I too am not sure I believe the police officer about it not being legal to shoot a dog that is attacking you. Do you have a lawyer you can ask for clarification on this?


----------



## ElizabethM

I am quite sure of it. Each Sherrif's Officer we have spoken with (4 at this point) has confirmed it as well as our local Humane Society and police department. Each did say that in the case of defending yourself against a dog the charges would likely be dropped, but they must charge you with animal cruelty at the time of the shooting so the case can be reviewed.

I am not sure how to go about finding reports made by anyone else.

The dog was a large male boxer of about 80 lbs or more.


----------



## Alwaysbehind

I think there is a difference between them being allowed to file animal cruelty charges against you and it being unlawful to shoot a dog that is attacking you.

Civilly I doubt anyone could collect if you shot their animal that was attacking you (if you were on your own property and did not provoke the attack obviously).

That is the point I am trying to make.


Animal cruelty laws are written very strangely and you could be charged with animal cruelty if you choose to put your dog down by one shot to the head. Which is about as illogical as it gets.


----------



## ElizabethM

Excellent point. Also, I believe it is that it is unlawfull to shoot a dog period, not that it is unlawful to shoot a dog that is attacking you. Which is why the charges are filed and then reviewed at a hearing.
□ □ □ □ □ □ □
WORK REQUEST 1:
Update the thread on shooting an attacking dog by rewriting everything from "I too am not" down to "clarification on this?", replacing "police officer" with "sheriff's deputy".
WORK REQUEST 2:
In the thread on shooting an attacking dog, what breed and size was the dog?
WORK REQUEST 3:
In the thread on shooting an attacking dog, which sources does ElizabethM say confirmed her point about the law?

Dataset entries:
□ □ □ □ □ □ □
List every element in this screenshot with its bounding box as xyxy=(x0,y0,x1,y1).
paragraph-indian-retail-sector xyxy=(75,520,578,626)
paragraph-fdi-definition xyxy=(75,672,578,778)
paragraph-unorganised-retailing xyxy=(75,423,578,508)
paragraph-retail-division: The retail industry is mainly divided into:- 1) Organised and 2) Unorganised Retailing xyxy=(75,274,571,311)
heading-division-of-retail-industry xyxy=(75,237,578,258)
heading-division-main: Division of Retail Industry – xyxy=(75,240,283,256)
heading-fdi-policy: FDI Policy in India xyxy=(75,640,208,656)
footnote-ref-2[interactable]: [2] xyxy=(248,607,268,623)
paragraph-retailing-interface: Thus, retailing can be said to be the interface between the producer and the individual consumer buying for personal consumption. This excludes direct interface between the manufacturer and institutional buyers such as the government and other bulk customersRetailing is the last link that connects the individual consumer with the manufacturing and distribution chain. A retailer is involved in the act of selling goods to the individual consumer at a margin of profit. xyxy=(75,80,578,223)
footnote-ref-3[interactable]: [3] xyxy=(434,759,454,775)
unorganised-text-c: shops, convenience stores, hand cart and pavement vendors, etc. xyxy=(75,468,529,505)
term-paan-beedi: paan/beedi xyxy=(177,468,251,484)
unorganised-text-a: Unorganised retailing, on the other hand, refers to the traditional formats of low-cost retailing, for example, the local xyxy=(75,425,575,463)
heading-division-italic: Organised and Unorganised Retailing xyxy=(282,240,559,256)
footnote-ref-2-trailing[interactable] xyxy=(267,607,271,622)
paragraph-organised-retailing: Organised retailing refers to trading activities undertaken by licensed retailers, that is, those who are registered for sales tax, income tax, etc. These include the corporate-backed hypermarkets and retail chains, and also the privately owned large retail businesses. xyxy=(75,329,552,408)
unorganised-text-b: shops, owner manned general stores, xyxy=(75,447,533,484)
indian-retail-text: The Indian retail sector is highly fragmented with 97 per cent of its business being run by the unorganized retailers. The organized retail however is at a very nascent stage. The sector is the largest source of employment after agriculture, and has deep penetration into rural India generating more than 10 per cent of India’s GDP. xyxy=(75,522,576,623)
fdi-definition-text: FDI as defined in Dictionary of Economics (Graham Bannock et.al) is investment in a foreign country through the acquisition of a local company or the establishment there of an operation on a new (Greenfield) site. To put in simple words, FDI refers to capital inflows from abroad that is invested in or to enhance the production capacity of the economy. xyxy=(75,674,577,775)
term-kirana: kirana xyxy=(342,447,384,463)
□ □ □ □ □ □ □
REPLY 1:
I too am not sure I believe the sheriff's deputy about it not being legal to shoot a dog that is attacking you. Do you have a lawyer you can ask for clarification on this?

REPLY 2:
A large male boxer of about 80 lbs or more.

REPLY 3:
- Sheriff's Officers (4 of them)
- The local Humane Society
- The police department